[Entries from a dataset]
##############################

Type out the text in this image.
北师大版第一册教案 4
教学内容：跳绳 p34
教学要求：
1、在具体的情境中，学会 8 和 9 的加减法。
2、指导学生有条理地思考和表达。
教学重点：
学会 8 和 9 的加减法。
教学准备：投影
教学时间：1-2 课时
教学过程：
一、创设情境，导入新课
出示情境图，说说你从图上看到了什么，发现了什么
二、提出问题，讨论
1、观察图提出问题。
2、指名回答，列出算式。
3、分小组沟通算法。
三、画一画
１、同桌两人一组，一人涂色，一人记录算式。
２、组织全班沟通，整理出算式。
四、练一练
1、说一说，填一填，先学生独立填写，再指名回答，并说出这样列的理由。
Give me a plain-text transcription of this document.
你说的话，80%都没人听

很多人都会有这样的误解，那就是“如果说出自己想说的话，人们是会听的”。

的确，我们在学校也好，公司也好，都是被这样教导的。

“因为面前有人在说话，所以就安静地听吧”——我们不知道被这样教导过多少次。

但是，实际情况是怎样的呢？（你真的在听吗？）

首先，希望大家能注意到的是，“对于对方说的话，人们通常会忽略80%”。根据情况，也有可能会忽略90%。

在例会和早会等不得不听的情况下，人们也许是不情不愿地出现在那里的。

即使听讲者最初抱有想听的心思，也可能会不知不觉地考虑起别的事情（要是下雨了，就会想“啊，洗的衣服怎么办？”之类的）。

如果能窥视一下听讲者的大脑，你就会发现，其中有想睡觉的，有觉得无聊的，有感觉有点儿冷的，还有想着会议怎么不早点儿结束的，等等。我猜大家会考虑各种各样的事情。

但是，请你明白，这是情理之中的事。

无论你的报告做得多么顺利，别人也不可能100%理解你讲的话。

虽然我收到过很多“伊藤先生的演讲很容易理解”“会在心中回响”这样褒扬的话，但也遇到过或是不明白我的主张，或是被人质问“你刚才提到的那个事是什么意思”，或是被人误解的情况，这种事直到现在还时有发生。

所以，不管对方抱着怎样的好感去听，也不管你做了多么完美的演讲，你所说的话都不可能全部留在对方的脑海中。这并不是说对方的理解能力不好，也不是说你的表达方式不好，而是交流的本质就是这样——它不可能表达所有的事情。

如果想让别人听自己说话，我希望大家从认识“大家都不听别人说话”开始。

##############################

◆ Do this
Your task is to reproduce the whole listing exactly.

◆ The reply
Type out the text in this image.
北师大版第一册教案 4
教学内容：跳绳 p34
教学要求：
1、在具体的情境中，学会 8 和 9 的加减法。
2、指导学生有条理地思考和表达。
教学重点：
学会 8 和 9 的加减法。
教学准备：投影
教学时间：1-2 课时
教学过程：
一、创设情境，导入新课
出示情境图，说说你从图上看到了什么，发现了什么
二、提出问题，讨论
1、观察图提出问题。
2、指名回答，列出算式。
3、分小组沟通算法。
三、画一画
１、同桌两人一组，一人涂色，一人记录算式。
２、组织全班沟通，整理出算式。
四、练一练
1、说一说，填一填，先学生独立填写，再指名回答，并说出这样列的理由。
Give me a plain-text transcription of this document.
你说的话，80%都没人听

很多人都会有这样的误解，那就是“如果说出自己想说的话，人们是会听的”。

的确，我们在学校也好，公司也好，都是被这样教导的。

“因为面前有人在说话，所以就安静地听吧”——我们不知道被这样教导过多少次。

但是，实际情况是怎样的呢？（你真的在听吗？）

首先，希望大家能注意到的是，“对于对方说的话，人们通常会忽略80%”。根据情况，也有可能会忽略90%。

在例会和早会等不得不听的情况下，人们也许是不情不愿地出现在那里的。

即使听讲者最初抱有想听的心思，也可能会不知不觉地考虑起别的事情（要是下雨了，就会想“啊，洗的衣服怎么办？”之类的）。

如果能窥视一下听讲者的大脑，你就会发现，其中有想睡觉的，有觉得无聊的，有感觉有点儿冷的，还有想着会议怎么不早点儿结束的，等等。我猜大家会考虑各种各样的事情。

但是，请你明白，这是情理之中的事。

无论你的报告做得多么顺利，别人也不可能100%理解你讲的话。

虽然我收到过很多“伊藤先生的演讲很容易理解”“会在心中回响”这样褒扬的话，但也遇到过或是不明白我的主张，或是被人质问“你刚才提到的那个事是什么意思”，或是被人误解的情况，这种事直到现在还时有发生。

所以，不管对方抱着怎样的好感去听，也不管你做了多么完美的演讲，你所说的话都不可能全部留在对方的脑海中。这并不是说对方的理解能力不好，也不是说你的表达方式不好，而是交流的本质就是这样——它不可能表达所有的事情。

如果想让别人听自己说话，我希望大家从认识“大家都不听别人说话”开始。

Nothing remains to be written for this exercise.